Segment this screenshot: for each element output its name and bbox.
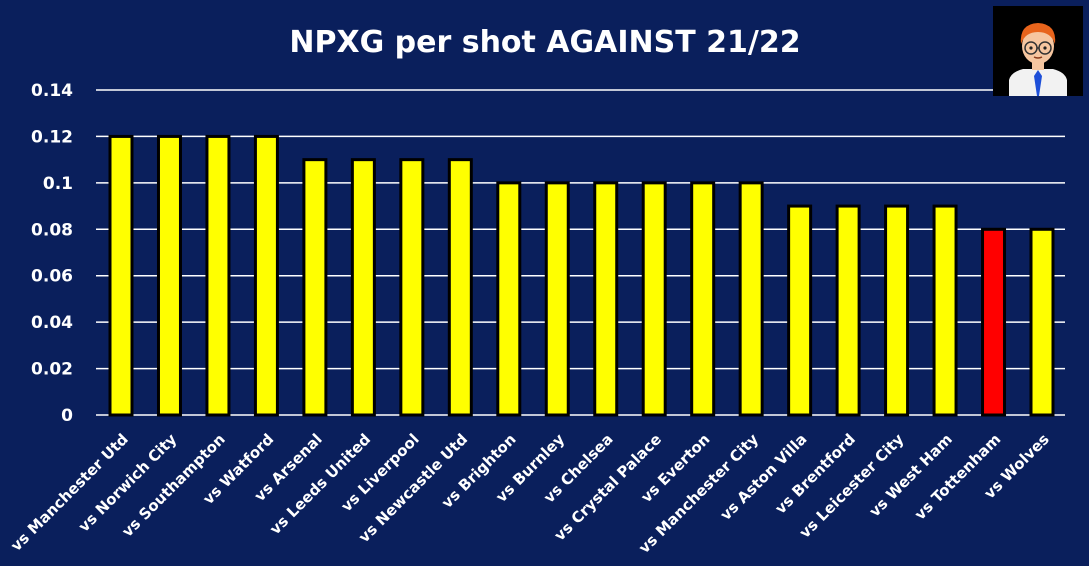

...

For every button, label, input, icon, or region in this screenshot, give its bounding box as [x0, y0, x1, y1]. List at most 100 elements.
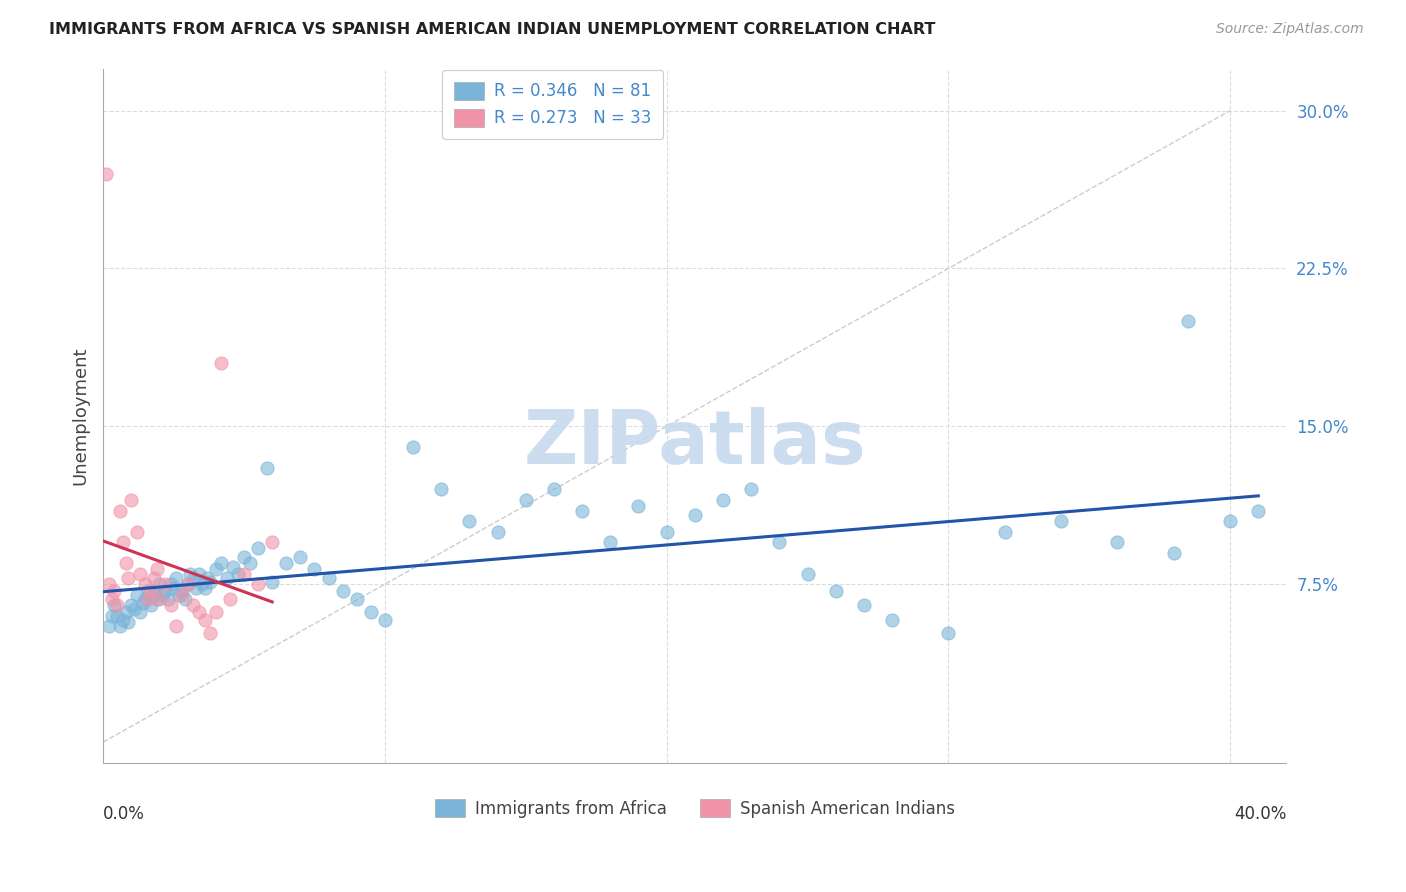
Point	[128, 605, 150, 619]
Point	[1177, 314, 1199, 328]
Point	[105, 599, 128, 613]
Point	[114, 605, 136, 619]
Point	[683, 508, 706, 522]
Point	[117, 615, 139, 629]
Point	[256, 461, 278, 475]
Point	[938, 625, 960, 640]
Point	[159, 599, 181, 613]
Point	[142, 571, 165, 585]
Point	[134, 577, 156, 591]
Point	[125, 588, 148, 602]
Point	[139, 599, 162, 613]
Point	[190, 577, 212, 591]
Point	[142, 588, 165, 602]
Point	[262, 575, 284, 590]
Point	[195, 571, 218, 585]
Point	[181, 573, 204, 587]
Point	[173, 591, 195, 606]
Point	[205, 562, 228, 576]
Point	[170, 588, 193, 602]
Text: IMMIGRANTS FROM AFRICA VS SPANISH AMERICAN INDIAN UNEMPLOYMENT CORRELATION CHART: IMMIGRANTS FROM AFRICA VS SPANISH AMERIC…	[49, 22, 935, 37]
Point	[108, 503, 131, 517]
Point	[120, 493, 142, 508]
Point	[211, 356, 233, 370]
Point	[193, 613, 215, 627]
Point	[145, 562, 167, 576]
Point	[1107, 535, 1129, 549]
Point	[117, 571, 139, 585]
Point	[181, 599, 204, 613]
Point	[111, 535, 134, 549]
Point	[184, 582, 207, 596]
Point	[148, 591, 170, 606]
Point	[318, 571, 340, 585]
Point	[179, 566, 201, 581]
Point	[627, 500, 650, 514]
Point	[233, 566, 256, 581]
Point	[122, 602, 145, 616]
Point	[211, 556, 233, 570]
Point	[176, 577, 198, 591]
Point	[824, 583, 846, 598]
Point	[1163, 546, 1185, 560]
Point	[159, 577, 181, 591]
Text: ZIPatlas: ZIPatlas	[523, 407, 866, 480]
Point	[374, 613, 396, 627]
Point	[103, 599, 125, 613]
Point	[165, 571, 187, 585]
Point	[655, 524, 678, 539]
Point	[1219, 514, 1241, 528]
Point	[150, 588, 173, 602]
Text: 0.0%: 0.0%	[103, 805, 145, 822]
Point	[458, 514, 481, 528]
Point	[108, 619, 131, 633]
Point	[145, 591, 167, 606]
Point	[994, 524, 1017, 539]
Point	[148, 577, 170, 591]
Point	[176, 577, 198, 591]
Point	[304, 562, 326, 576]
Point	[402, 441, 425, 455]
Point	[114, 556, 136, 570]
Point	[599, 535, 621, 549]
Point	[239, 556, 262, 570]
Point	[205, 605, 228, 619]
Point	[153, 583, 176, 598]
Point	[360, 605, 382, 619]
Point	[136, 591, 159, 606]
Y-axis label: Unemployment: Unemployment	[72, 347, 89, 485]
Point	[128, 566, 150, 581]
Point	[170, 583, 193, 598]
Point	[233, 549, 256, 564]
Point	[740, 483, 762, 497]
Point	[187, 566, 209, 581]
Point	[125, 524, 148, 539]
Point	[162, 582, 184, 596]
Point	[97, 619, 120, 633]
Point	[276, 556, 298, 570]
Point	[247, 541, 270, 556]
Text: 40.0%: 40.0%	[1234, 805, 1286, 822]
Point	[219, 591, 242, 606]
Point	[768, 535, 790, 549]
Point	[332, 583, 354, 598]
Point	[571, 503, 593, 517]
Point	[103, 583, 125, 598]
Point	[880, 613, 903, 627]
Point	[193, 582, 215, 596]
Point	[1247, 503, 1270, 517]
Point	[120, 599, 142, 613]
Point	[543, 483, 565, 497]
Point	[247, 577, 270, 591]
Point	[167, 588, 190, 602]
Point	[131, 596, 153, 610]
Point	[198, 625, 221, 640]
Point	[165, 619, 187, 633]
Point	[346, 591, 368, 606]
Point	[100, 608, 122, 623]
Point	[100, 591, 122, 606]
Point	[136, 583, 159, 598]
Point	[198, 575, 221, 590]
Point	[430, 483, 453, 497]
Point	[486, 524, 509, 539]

- Task prompt
In the material above, change "bounding box" to "enclosing box" in the stretch from the line containing "For every button, label, input, icon, or" through the line containing "599, 204, 613]", leaving every other word the same. Give only those lines, without the pictures.

- Exercise result
For every button, label, input, icon, or region in this screenshot, give its enclosing box as [x0, y0, x1, y1]. List at most 100 elements.
Point	[128, 605, 150, 619]
Point	[1177, 314, 1199, 328]
Point	[105, 599, 128, 613]
Point	[114, 605, 136, 619]
Point	[683, 508, 706, 522]
Point	[117, 615, 139, 629]
Point	[256, 461, 278, 475]
Point	[938, 625, 960, 640]
Point	[159, 599, 181, 613]
Point	[142, 571, 165, 585]
Point	[134, 577, 156, 591]
Point	[125, 588, 148, 602]
Point	[139, 599, 162, 613]
Point	[190, 577, 212, 591]
Point	[142, 588, 165, 602]
Point	[262, 575, 284, 590]
Point	[195, 571, 218, 585]
Point	[181, 573, 204, 587]
Point	[173, 591, 195, 606]
Point	[205, 562, 228, 576]
Point	[170, 588, 193, 602]
Text: IMMIGRANTS FROM AFRICA VS SPANISH AMERICAN INDIAN UNEMPLOYMENT CORRELATION CHART: IMMIGRANTS FROM AFRICA VS SPANISH AMERIC…	[49, 22, 935, 37]
Point	[108, 503, 131, 517]
Point	[120, 493, 142, 508]
Point	[211, 356, 233, 370]
Point	[193, 613, 215, 627]
Point	[145, 562, 167, 576]
Point	[1107, 535, 1129, 549]
Point	[117, 571, 139, 585]
Point	[181, 599, 204, 613]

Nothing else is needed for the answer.